● What the task requires: Go through the records below line by line. Count the lines with "annotation" and give the count alone.
== == ==
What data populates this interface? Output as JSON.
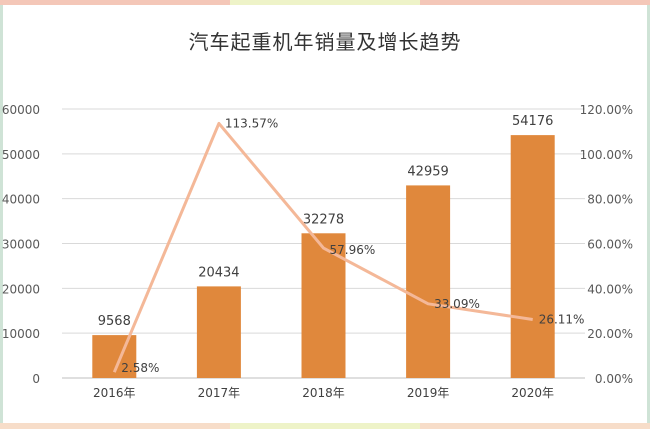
{
  "chart_data": {
    "type": "bar",
    "title": "汽车起重机年销量及增长趋势",
    "categories": [
      "2016年",
      "2017年",
      "2018年",
      "2019年",
      "2020年"
    ],
    "series": [
      {
        "type": "bar",
        "values": [
          9568,
          20434,
          32278,
          42959,
          54176
        ],
        "color": "#E0883C"
      },
      {
        "type": "line",
        "axis": "right",
        "values": [
          2.58,
          113.57,
          57.96,
          33.09,
          26.11
        ],
        "color": "#F4B898"
      }
    ],
    "value_labels_bar": [
      "9568",
      "20434",
      "32278",
      "42959",
      "54176"
    ],
    "value_labels_line": [
      "2.58%",
      "113.57%",
      "57.96%",
      "33.09%",
      "26.11%"
    ],
    "y_left": {
      "min": 0,
      "max": 60000,
      "ticks": [
        "0",
        "10000",
        "20000",
        "30000",
        "40000",
        "50000",
        "60000"
      ]
    },
    "y_right": {
      "min": 0,
      "max": 120,
      "ticks": [
        "0.00%",
        "20.00%",
        "40.00%",
        "60.00%",
        "80.00%",
        "100.00%",
        "120.00%"
      ]
    },
    "grid": true
  }
}
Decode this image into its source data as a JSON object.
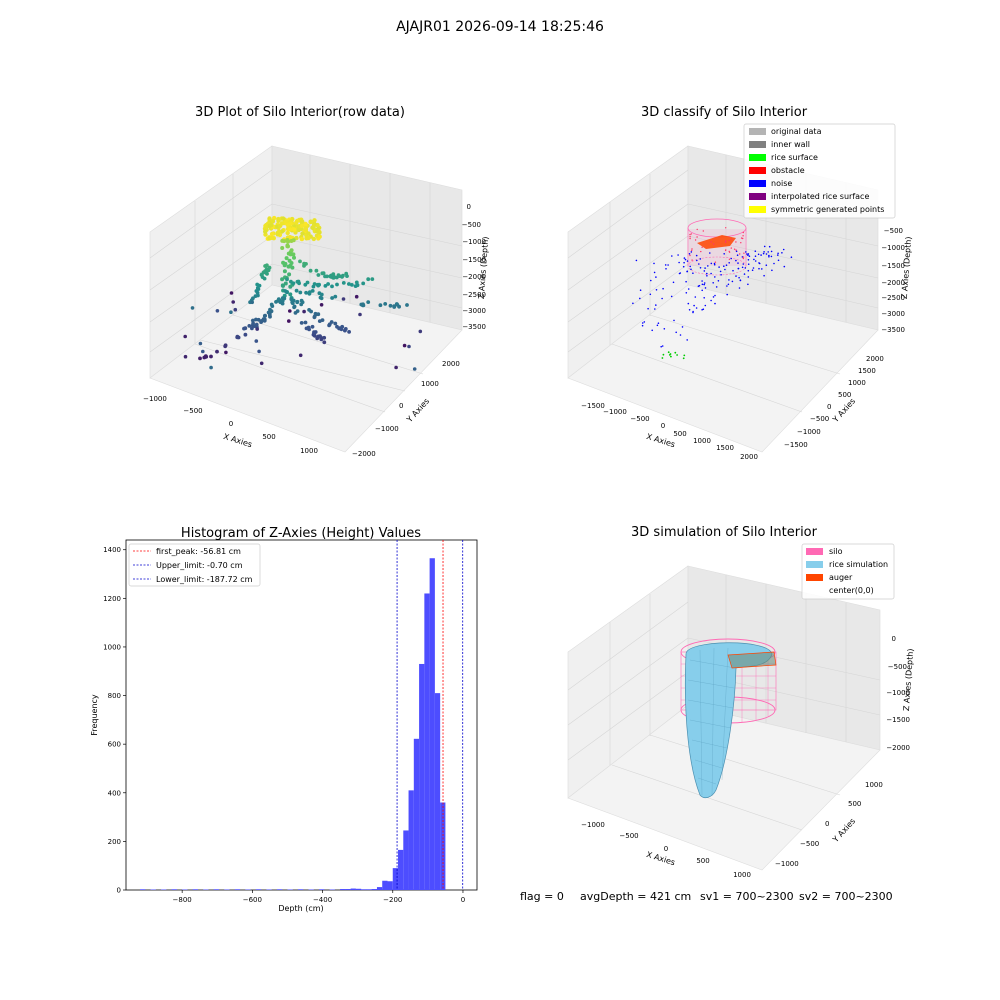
{
  "figure": {
    "suptitle": "AJAJR01 2026-09-14 18:25:46",
    "status": {
      "flag": "flag = 0",
      "avg_depth": "avgDepth = 421 cm",
      "sv1": "sv1 = 700~2300",
      "sv2": "sv2 = 700~2300"
    }
  },
  "chart_data": [
    {
      "type": "scatter",
      "projection": "3d",
      "title": "3D Plot of Silo Interior(row data)",
      "xlabel": "X Axies",
      "ylabel": "Y Axies",
      "zlabel": "Z Axies (Depth)",
      "xticks": [
        "−1000",
        "−500",
        "0",
        "500",
        "1000"
      ],
      "yticks": [
        "−2000",
        "−1000",
        "0",
        "1000",
        "2000"
      ],
      "zticks": [
        "0",
        "−500",
        "−1000",
        "−1500",
        "−2000",
        "−2500",
        "−3000",
        "−3500"
      ],
      "xlim": [
        -1100,
        1200
      ],
      "ylim": [
        -2100,
        2200
      ],
      "zlim": [
        -3700,
        100
      ],
      "colormap": "viridis (by height)",
      "grid": true,
      "note": "raw point cloud: dense yellow cluster near top (z ≈ -500 to -800), branches spreading downward to z ≈ -3500"
    },
    {
      "type": "scatter",
      "projection": "3d",
      "title": "3D classify of Silo Interior",
      "xlabel": "X Axies",
      "ylabel": "Y Axies",
      "zlabel": "Z Axies (Depth)",
      "xticks": [
        "−1500",
        "−1000",
        "−500",
        "0",
        "500",
        "1000",
        "1500",
        "2000"
      ],
      "yticks": [
        "−1500",
        "−1000",
        "−500",
        "0",
        "500",
        "1000",
        "1500",
        "2000"
      ],
      "zticks": [
        "−500",
        "−1000",
        "−1500",
        "−2000",
        "−2500",
        "−3000",
        "−3500"
      ],
      "grid": true,
      "legend_position": "top-right",
      "legend": [
        {
          "label": "original data",
          "color": "#b4b4b4"
        },
        {
          "label": "inner wall",
          "color": "#808080"
        },
        {
          "label": "rice surface",
          "color": "#00ff00"
        },
        {
          "label": "obstacle",
          "color": "#ff0000"
        },
        {
          "label": "noise",
          "color": "#0000ff"
        },
        {
          "label": "interpolated rice surface",
          "color": "#800080"
        },
        {
          "label": "symmetric generated points",
          "color": "#ffff00"
        }
      ]
    },
    {
      "type": "bar",
      "title": "Histogram of Z-Axies (Height) Values",
      "xlabel": "Depth (cm)",
      "ylabel": "Frequency",
      "xlim": [
        -960,
        40
      ],
      "ylim": [
        0,
        1440
      ],
      "xticks": [
        -800,
        -600,
        -400,
        -200,
        0
      ],
      "yticks": [
        0,
        200,
        400,
        600,
        800,
        1000,
        1200,
        1400
      ],
      "bin_width": 15,
      "bar_color": "#4d4dff",
      "bins": [
        {
          "x0": -920,
          "count": 3
        },
        {
          "x0": -890,
          "count": 2
        },
        {
          "x0": -860,
          "count": 2
        },
        {
          "x0": -830,
          "count": 3
        },
        {
          "x0": -800,
          "count": 2
        },
        {
          "x0": -770,
          "count": 3
        },
        {
          "x0": -740,
          "count": 2
        },
        {
          "x0": -710,
          "count": 3
        },
        {
          "x0": -680,
          "count": 2
        },
        {
          "x0": -650,
          "count": 3
        },
        {
          "x0": -620,
          "count": 2
        },
        {
          "x0": -590,
          "count": 3
        },
        {
          "x0": -560,
          "count": 2
        },
        {
          "x0": -530,
          "count": 3
        },
        {
          "x0": -500,
          "count": 2
        },
        {
          "x0": -470,
          "count": 3
        },
        {
          "x0": -440,
          "count": 2
        },
        {
          "x0": -410,
          "count": 3
        },
        {
          "x0": -380,
          "count": 2
        },
        {
          "x0": -350,
          "count": 4
        },
        {
          "x0": -335,
          "count": 4
        },
        {
          "x0": -320,
          "count": 6
        },
        {
          "x0": -305,
          "count": 5
        },
        {
          "x0": -290,
          "count": 3
        },
        {
          "x0": -275,
          "count": 3
        },
        {
          "x0": -260,
          "count": 4
        },
        {
          "x0": -245,
          "count": 12
        },
        {
          "x0": -230,
          "count": 38
        },
        {
          "x0": -215,
          "count": 36
        },
        {
          "x0": -200,
          "count": 90
        },
        {
          "x0": -185,
          "count": 165
        },
        {
          "x0": -170,
          "count": 245
        },
        {
          "x0": -155,
          "count": 410
        },
        {
          "x0": -140,
          "count": 622
        },
        {
          "x0": -125,
          "count": 930
        },
        {
          "x0": -110,
          "count": 1220
        },
        {
          "x0": -95,
          "count": 1365
        },
        {
          "x0": -80,
          "count": 810
        },
        {
          "x0": -65,
          "count": 360
        }
      ],
      "vlines": [
        {
          "label": "first_peak: -56.81 cm",
          "x": -56.81,
          "color": "#ff0000",
          "style": "dashed"
        },
        {
          "label": "Upper_limit: -0.70 cm",
          "x": -0.7,
          "color": "#0000cc",
          "style": "dashed"
        },
        {
          "label": "Lower_limit: -187.72 cm",
          "x": -187.72,
          "color": "#0000cc",
          "style": "dashed"
        }
      ],
      "legend_position": "top-left"
    },
    {
      "type": "surface",
      "projection": "3d",
      "title": "3D simulation of Silo Interior",
      "xlabel": "X Axies",
      "ylabel": "Y Axies",
      "zlabel": "Z Axies (Depth)",
      "xticks": [
        "−1000",
        "−500",
        "0",
        "500",
        "1000"
      ],
      "yticks": [
        "−1000",
        "−500",
        "0",
        "500",
        "1000"
      ],
      "zticks": [
        "0",
        "−500",
        "−1000",
        "−1500",
        "−2000"
      ],
      "grid": true,
      "legend_position": "top-right",
      "legend": [
        {
          "label": "silo",
          "color": "#ff69b4"
        },
        {
          "label": "rice simulation",
          "color": "#87ceeb"
        },
        {
          "label": "auger",
          "color": "#ff4500"
        },
        {
          "label": "center(0,0)",
          "color": ""
        }
      ]
    }
  ]
}
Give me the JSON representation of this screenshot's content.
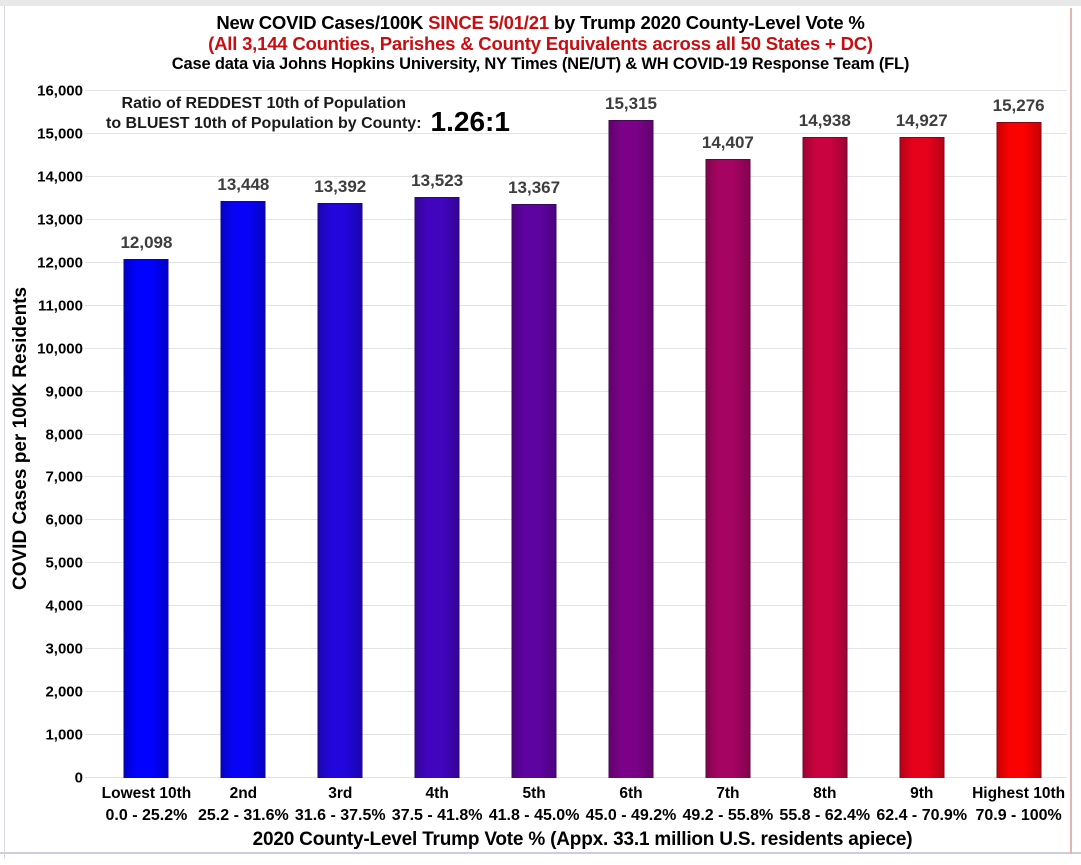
{
  "header": {
    "line1_pre": "New COVID Cases/100K ",
    "line1_red": "SINCE 5/01/21",
    "line1_post": " by Trump 2020 County-Level Vote %",
    "line2": "(All 3,144 Counties, Parishes & County Equivalents across all 50 States + DC)",
    "line3": "Case data via Johns Hopkins University, NY Times (NE/UT) & WH COVID-19 Response Team (FL)"
  },
  "annotation": {
    "line1": "Ratio of REDDEST 10th of Population",
    "line2": "to BLUEST 10th of Population by County:",
    "ratio": "1.26:1"
  },
  "colors": {
    "accent_red": "#C90E11",
    "data_label_gray": "#3D3D3D",
    "gridline": "#E3E3E3"
  },
  "chart_data": {
    "type": "bar",
    "title": "New COVID Cases/100K SINCE 5/01/21 by Trump 2020 County-Level Vote %",
    "subtitle": "(All 3,144 Counties, Parishes & County Equivalents across all 50 States + DC)",
    "source_note": "Case data via Johns Hopkins University, NY Times (NE/UT) & WH COVID-19 Response Team (FL)",
    "ylabel": "COVID Cases per 100K Residents",
    "xlabel": "2020 County-Level Trump Vote % (Appx. 33.1 million U.S. residents apiece)",
    "ylim": [
      0,
      16000
    ],
    "ytick_interval": 1000,
    "ytick_labels": [
      "0",
      "1,000",
      "2,000",
      "3,000",
      "4,000",
      "5,000",
      "6,000",
      "7,000",
      "8,000",
      "9,000",
      "10,000",
      "11,000",
      "12,000",
      "13,000",
      "14,000",
      "15,000",
      "16,000"
    ],
    "grid": "horizontal",
    "legend": "none",
    "categories": [
      "Lowest 10th",
      "2nd",
      "3rd",
      "4th",
      "5th",
      "6th",
      "7th",
      "8th",
      "9th",
      "Highest 10th"
    ],
    "category_ranges": [
      "0.0 - 25.2%",
      "25.2 - 31.6%",
      "31.6 - 37.5%",
      "37.5 - 41.8%",
      "41.8 - 45.0%",
      "45.0 - 49.2%",
      "49.2 - 55.8%",
      "55.8 - 62.4%",
      "62.4 - 70.9%",
      "70.9 - 100%"
    ],
    "values": [
      12098,
      13448,
      13392,
      13523,
      13367,
      15315,
      14407,
      14938,
      14927,
      15276
    ],
    "value_labels": [
      "12,098",
      "13,448",
      "13,392",
      "13,523",
      "13,367",
      "15,315",
      "14,407",
      "14,938",
      "14,927",
      "15,276"
    ],
    "bar_colors": [
      "#0101FE",
      "#0803F6",
      "#2206DC",
      "#4105BE",
      "#5F03A0",
      "#7B0288",
      "#A50462",
      "#C80340",
      "#E6021B",
      "#FB0102"
    ],
    "annotation": "Ratio of REDDEST 10th of Population to BLUEST 10th of Population by County: 1.26:1"
  }
}
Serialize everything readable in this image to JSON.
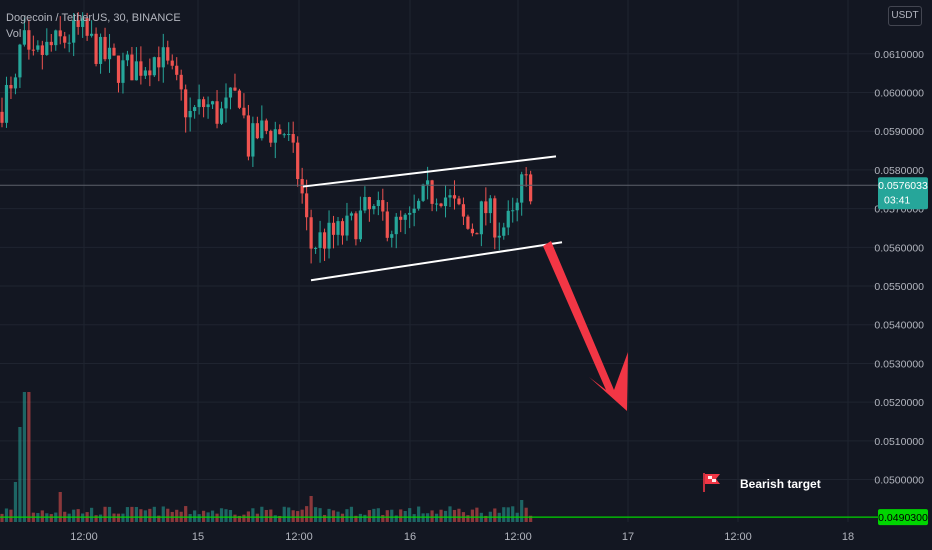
{
  "header": {
    "symbol_line": "Dogecoin / TetherUS, 30, BINANCE",
    "volume_label": "Vol"
  },
  "currency_button": "USDT",
  "colors": {
    "background": "#131722",
    "grid": "#1f2430",
    "up": "#26a69a",
    "down": "#ef5350",
    "axis_text": "#b2b5be",
    "price_badge": "#26a69a",
    "target_line": "#00d500",
    "target_badge": "#00d500",
    "channel": "#ffffff",
    "arrow": "#f23645"
  },
  "chart_data": {
    "type": "candlestick",
    "title": "Dogecoin / TetherUS, 30, BINANCE",
    "x_tick_labels": [
      "12:00",
      "15",
      "12:00",
      "16",
      "12:00",
      "17",
      "12:00",
      "18"
    ],
    "y_tick_labels": [
      "0.0610000",
      "0.0600000",
      "0.0590000",
      "0.0580000",
      "0.0570000",
      "0.0560000",
      "0.0550000",
      "0.0540000",
      "0.0530000",
      "0.0520000",
      "0.0510000",
      "0.0500000"
    ],
    "ylim": [
      0.04818,
      0.06239
    ],
    "ytick_values": [
      0.061,
      0.06,
      0.059,
      0.058,
      0.057,
      0.056,
      0.055,
      0.054,
      0.053,
      0.052,
      0.051,
      0.05
    ],
    "current_price": {
      "value": 0.0576033,
      "label": "0.0576033",
      "countdown": "03:41"
    },
    "target": {
      "value": 0.04903,
      "label": "0.0490300",
      "text": "Bearish target",
      "icon": "flag-icon"
    },
    "channel": {
      "upper": [
        [
          0.05757,
          0.05835
        ],
        [
          0.0583,
          0.05835
        ]
      ],
      "lower": [
        [
          0.05515,
          0.05613
        ],
        [
          0.0551,
          0.05613
        ]
      ]
    },
    "arrow_label": "bearish-arrow",
    "legend": "none",
    "grid": true
  }
}
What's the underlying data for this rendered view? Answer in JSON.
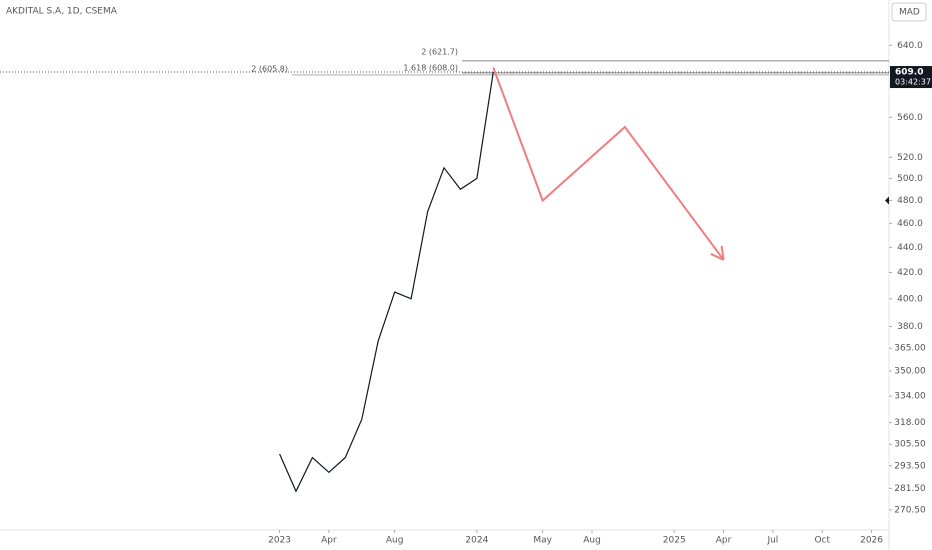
== == ==
● Written reply: 2